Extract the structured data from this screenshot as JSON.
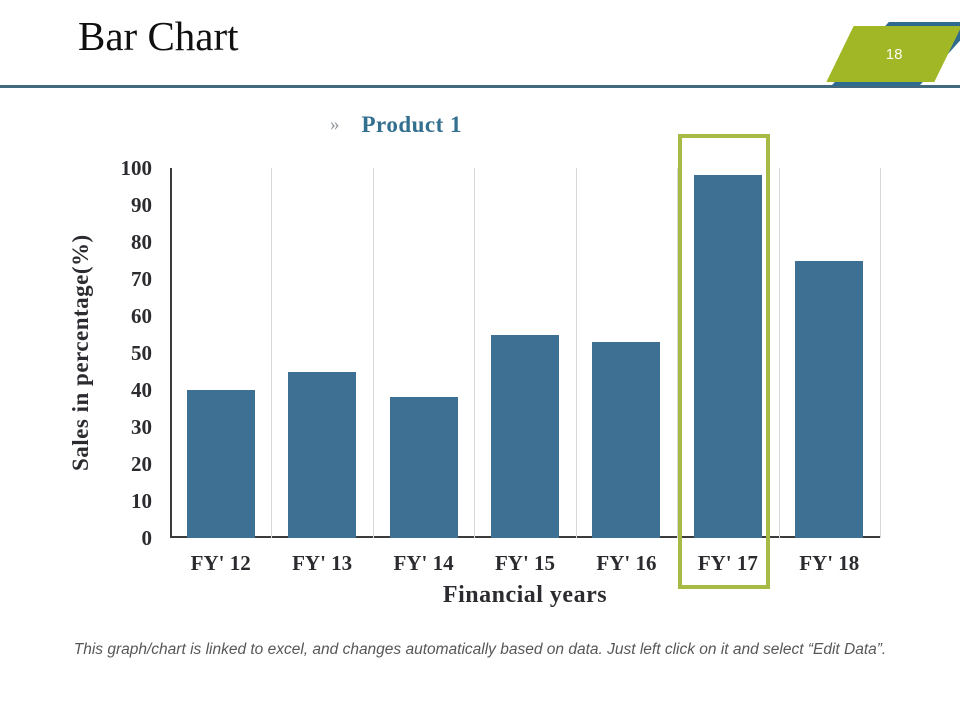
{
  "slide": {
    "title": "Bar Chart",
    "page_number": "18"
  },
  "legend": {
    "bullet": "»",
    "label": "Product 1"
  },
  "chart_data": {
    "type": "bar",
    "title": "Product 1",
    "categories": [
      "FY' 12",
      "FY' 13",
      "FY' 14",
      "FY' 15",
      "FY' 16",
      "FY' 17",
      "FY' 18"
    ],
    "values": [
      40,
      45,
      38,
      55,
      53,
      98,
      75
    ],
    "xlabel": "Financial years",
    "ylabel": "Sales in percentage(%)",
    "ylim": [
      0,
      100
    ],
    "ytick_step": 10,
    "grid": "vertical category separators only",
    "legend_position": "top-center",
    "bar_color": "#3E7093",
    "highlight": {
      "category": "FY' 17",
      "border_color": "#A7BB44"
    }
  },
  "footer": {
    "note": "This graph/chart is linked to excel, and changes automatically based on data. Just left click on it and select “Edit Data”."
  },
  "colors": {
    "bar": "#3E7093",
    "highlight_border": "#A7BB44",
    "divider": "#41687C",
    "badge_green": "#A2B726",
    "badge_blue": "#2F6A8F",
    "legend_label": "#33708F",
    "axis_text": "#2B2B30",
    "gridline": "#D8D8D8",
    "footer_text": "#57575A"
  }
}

+---+

- [TO DO] Retype each entry precisely. Skip images entirely.

- [EXPECTED OUTPUT]
Extract the structured data from this screenshot as JSON.
{
  "slide": {
    "title": "Bar Chart",
    "page_number": "18"
  },
  "legend": {
    "bullet": "»",
    "label": "Product 1"
  },
  "chart_data": {
    "type": "bar",
    "title": "Product 1",
    "categories": [
      "FY' 12",
      "FY' 13",
      "FY' 14",
      "FY' 15",
      "FY' 16",
      "FY' 17",
      "FY' 18"
    ],
    "values": [
      40,
      45,
      38,
      55,
      53,
      98,
      75
    ],
    "xlabel": "Financial years",
    "ylabel": "Sales in percentage(%)",
    "ylim": [
      0,
      100
    ],
    "ytick_step": 10,
    "grid": "vertical category separators only",
    "legend_position": "top-center",
    "bar_color": "#3E7093",
    "highlight": {
      "category": "FY' 17",
      "border_color": "#A7BB44"
    }
  },
  "footer": {
    "note": "This graph/chart is linked to excel, and changes automatically based on data. Just left click on it and select “Edit Data”."
  },
  "colors": {
    "bar": "#3E7093",
    "highlight_border": "#A7BB44",
    "divider": "#41687C",
    "badge_green": "#A2B726",
    "badge_blue": "#2F6A8F",
    "legend_label": "#33708F",
    "axis_text": "#2B2B30",
    "gridline": "#D8D8D8",
    "footer_text": "#57575A"
  }
}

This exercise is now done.